§ Tasks and exercises
(a) In the passage on da'as, what does the Chofetz Chayim say there is a touch of in every sin?
(b) Carry on the passage on da'as, starting after its last sentence.

** START OF Reading text **

The Chofetz Chayim put it this way: In every sin, there is a touch of apikorsus. The Gemorah puts it differently:
In the West (EY), when someone buys or does something people ask him, "Did you gain da'as with that purchase? If not, then why did you bother buying/doing it?"
The thing missing is
not Information, but something more subtle and precious. You ask, "If knowledge of H'shem and gehenim etc.. isn't at all able to get you to stop - what could?". Well, there is obviously such a thing as
knowledge without any Da'as. Da'as is awareness - the kind of awareness you and I have that makes us draw back our hand from a person swinging a stick at it so we don't get hit. We do not figure out we need to do it - we simply are innately aware that it is the right thing to do right then. It's not a moral issue, not an intellectual one, and certainly not a religious one. Da'as is also why frum Jews do not mindlessly flick a light switch on or off on Shabbos. New ba'alei Teshuvah (as all of us who were once that will attest) know it is wrong to flick off the switch on Shabbos and even deeply desire not to flick it on or off - but they do flick it sometimes (Arrgh!!) and it is an early struggle they all have. Not a struggle to 'be good', but just not to forget and run on autopilot - a struggle for mindfulness, awareness, Da'as. The simple, inner awareness that it is Shabbos is not tangible and does not prove that 'we are good'. But it's so precious...

** END OF Reading text **
** START OF Material **

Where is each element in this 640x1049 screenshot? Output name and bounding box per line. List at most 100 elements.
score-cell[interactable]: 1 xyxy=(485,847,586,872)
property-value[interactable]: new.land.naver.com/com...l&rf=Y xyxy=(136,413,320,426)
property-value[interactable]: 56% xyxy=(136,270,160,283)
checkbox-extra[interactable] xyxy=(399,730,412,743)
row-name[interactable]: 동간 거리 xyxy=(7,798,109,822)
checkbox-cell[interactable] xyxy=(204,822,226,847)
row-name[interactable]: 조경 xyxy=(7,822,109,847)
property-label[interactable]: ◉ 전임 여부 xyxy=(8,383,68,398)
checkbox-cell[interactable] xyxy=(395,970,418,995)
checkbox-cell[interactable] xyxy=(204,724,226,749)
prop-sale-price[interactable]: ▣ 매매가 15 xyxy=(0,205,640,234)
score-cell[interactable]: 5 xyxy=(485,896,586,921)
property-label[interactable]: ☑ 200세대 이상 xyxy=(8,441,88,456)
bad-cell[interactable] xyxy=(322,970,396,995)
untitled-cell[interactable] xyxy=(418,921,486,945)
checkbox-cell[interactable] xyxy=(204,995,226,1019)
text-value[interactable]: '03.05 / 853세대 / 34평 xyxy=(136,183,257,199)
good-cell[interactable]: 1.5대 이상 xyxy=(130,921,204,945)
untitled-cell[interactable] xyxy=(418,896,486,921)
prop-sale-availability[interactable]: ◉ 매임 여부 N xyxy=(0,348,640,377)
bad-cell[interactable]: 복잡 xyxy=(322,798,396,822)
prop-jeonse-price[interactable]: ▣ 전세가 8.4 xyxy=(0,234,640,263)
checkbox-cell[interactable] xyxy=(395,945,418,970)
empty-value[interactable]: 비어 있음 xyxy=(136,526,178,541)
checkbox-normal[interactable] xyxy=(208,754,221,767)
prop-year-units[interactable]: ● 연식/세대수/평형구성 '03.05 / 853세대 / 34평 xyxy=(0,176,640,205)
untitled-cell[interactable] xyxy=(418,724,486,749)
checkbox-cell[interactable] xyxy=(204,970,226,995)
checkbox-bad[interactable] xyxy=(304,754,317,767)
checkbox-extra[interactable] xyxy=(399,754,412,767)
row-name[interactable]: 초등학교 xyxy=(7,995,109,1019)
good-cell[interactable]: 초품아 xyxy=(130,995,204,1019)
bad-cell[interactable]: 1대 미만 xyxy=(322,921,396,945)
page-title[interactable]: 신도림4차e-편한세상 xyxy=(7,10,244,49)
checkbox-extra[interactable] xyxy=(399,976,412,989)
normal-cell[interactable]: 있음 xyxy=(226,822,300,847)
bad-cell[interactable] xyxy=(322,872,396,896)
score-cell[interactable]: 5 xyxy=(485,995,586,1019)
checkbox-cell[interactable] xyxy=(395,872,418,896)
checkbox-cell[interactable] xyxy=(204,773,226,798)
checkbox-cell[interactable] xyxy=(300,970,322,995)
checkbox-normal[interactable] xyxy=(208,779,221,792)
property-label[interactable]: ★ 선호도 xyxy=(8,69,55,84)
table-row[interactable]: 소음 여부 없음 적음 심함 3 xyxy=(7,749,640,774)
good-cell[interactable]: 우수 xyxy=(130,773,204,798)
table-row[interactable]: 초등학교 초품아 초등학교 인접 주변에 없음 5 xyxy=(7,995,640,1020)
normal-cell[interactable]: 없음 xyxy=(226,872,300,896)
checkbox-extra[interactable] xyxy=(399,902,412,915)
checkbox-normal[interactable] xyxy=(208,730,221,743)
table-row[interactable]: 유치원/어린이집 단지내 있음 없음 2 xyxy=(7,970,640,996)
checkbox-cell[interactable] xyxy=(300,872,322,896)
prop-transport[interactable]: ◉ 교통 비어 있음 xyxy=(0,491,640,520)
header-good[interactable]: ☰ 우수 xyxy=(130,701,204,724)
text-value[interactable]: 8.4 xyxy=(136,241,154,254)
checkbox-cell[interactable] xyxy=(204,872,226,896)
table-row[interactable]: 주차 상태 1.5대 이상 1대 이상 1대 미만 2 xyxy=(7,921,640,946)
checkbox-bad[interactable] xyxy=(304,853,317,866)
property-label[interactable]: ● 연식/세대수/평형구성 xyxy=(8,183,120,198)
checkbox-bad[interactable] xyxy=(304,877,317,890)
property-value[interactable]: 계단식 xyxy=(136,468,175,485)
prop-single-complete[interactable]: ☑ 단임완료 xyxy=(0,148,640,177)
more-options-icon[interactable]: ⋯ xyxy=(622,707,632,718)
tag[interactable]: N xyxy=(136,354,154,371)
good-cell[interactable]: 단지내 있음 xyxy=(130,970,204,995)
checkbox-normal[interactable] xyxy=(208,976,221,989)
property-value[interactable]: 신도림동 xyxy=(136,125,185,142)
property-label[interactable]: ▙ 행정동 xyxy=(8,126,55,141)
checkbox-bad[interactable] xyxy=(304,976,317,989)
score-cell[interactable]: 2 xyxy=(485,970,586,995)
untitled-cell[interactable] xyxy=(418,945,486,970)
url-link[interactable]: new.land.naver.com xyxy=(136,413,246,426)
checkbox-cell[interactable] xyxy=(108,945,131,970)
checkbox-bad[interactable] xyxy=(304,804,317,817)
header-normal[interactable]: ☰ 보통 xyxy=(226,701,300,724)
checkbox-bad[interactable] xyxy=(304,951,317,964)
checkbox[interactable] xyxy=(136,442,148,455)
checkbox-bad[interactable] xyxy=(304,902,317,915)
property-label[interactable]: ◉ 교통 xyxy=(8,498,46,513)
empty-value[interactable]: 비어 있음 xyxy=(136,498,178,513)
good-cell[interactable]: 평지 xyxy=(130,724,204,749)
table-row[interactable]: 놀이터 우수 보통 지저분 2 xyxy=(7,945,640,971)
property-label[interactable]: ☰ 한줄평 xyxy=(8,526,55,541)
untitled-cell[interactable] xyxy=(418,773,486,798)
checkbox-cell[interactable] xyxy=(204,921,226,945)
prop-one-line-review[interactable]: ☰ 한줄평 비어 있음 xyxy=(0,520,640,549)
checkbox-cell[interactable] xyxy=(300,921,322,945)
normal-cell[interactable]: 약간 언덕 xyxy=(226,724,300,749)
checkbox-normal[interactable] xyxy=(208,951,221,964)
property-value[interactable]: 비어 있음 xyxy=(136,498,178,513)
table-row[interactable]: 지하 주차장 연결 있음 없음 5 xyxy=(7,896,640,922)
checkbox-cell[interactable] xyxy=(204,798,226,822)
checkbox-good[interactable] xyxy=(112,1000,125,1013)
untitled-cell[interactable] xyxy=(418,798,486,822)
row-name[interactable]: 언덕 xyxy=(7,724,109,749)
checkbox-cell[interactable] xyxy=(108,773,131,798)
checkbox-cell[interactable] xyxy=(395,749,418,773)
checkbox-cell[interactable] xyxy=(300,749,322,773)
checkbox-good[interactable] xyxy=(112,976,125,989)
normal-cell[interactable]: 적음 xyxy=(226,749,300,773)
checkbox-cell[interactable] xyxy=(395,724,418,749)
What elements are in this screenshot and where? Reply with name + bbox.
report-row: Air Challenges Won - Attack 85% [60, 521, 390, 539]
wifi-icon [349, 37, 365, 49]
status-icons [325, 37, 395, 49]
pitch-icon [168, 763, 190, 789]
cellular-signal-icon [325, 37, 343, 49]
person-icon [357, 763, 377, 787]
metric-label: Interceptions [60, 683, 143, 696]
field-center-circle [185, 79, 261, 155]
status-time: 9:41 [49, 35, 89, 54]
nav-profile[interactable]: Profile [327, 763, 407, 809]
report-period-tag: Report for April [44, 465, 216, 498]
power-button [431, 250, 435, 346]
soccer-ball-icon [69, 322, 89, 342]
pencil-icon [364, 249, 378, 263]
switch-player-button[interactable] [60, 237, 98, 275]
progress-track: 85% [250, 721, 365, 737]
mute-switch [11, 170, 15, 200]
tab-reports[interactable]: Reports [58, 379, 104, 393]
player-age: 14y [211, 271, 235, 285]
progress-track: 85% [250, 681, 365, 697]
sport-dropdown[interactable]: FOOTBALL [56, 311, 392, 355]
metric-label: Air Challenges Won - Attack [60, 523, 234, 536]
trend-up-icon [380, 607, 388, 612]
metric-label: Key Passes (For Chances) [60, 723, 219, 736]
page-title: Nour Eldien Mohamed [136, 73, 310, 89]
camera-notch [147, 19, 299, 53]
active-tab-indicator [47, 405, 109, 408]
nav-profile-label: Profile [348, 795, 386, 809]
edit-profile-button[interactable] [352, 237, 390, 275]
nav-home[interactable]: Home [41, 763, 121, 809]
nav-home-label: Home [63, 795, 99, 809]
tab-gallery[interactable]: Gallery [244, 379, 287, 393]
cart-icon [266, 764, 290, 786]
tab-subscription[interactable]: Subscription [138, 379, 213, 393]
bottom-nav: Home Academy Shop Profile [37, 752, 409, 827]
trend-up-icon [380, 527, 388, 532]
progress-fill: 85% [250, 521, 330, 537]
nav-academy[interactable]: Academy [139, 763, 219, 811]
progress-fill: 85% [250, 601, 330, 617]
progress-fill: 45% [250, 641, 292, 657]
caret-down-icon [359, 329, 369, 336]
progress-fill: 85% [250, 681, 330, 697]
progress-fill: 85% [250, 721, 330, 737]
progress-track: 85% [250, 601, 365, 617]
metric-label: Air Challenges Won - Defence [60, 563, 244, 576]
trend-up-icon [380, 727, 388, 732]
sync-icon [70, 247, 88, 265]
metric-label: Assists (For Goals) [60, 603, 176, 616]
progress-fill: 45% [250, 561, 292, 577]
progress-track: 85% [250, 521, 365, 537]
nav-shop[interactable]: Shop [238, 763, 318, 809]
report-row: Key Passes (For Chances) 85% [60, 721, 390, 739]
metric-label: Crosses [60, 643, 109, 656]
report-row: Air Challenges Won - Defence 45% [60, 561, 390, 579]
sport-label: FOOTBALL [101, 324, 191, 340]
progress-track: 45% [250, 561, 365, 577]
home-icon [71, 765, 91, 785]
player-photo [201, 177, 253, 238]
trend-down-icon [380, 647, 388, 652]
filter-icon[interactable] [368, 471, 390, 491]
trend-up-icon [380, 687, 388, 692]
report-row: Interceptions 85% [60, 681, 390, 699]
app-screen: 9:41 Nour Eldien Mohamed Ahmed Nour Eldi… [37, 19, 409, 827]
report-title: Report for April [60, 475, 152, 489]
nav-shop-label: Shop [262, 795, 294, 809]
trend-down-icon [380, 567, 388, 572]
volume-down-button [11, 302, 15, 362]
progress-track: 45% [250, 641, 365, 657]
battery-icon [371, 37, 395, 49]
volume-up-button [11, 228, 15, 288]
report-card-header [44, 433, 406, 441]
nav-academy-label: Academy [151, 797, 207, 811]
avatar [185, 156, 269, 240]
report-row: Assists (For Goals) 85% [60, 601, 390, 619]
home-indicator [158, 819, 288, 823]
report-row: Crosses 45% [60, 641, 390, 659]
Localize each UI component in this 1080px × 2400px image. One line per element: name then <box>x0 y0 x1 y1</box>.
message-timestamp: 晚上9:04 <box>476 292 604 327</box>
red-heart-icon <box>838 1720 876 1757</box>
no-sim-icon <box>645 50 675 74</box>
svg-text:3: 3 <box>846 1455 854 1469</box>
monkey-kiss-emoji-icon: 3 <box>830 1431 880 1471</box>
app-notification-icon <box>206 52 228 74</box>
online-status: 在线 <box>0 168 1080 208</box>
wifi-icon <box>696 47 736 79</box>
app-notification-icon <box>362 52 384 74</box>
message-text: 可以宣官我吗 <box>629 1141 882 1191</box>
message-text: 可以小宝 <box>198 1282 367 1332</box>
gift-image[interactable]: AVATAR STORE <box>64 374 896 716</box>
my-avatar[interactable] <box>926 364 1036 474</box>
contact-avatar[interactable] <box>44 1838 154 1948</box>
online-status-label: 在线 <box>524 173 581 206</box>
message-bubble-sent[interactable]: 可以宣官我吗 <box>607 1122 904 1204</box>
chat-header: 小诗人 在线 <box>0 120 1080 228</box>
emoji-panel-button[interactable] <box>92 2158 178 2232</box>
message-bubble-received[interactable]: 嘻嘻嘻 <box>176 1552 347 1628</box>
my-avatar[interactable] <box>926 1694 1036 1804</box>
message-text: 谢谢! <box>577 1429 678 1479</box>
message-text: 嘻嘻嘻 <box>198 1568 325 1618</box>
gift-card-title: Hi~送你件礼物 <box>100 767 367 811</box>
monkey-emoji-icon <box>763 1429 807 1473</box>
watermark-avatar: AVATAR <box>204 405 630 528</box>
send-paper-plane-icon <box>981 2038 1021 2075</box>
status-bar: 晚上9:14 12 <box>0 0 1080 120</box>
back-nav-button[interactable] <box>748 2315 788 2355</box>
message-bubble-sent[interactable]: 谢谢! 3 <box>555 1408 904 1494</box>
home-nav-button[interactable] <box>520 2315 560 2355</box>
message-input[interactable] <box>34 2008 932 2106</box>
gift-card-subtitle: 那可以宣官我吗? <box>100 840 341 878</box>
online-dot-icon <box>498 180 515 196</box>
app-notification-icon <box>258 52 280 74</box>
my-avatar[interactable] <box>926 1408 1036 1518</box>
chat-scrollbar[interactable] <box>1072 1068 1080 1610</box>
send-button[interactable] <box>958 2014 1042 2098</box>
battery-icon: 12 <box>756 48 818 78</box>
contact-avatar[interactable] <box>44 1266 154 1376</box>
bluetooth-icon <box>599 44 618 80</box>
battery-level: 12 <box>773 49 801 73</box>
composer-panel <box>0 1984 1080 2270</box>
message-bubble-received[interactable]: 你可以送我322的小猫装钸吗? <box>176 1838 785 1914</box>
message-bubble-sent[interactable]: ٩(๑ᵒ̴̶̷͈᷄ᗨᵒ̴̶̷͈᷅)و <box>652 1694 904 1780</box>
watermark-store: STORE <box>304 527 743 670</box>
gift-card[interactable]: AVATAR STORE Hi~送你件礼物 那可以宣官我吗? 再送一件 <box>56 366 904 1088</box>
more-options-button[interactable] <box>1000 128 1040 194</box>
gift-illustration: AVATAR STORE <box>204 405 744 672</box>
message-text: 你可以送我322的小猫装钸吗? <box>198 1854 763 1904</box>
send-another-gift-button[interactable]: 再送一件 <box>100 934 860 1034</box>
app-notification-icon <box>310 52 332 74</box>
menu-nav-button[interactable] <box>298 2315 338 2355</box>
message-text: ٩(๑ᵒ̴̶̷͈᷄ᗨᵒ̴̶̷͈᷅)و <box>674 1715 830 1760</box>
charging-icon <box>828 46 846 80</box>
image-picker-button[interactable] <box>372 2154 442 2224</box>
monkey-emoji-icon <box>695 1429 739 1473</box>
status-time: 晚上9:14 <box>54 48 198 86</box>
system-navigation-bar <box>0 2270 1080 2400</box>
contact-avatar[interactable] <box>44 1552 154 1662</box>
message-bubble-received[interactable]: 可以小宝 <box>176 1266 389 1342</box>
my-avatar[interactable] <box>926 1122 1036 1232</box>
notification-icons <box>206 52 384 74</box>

** END OF Material **

§ Expected answers
(a) Apikorsus.

(b)
'Finally figuring it all out' or studying hashkofah/chassidus/mussar to 'get it all straight' is of no use here. We here, have been there and done that for years - that's why we are here on GYE! Simply put, for a guy who has already been through 'the system' and ended up chronically porning and masturbating anyway, just knowing about G-d and trusting in the veracity of Torah
now will
obviously not do it [/i]! It is obviously not any lack of Torah knowledge that is our problem.
The problem is ignorance of its relevance to
ourselves. It's about self-acceptance, rather than running from ourselves and calling that 'avodas hashem'. We cover our own selves up
from us by doing enough of this or that really good thing (learning, believing, 'Teshuvah', getting married, etc.) and convince ourselves that we are basically normal, or OK - but just have 'a really disgusting habit'...to me that is more like Yirovom's status as Chaza"l describe him: a 'shakul' - balanced aveiros vs mitzvos. He maintained that so that the Din 'couldn't get' him.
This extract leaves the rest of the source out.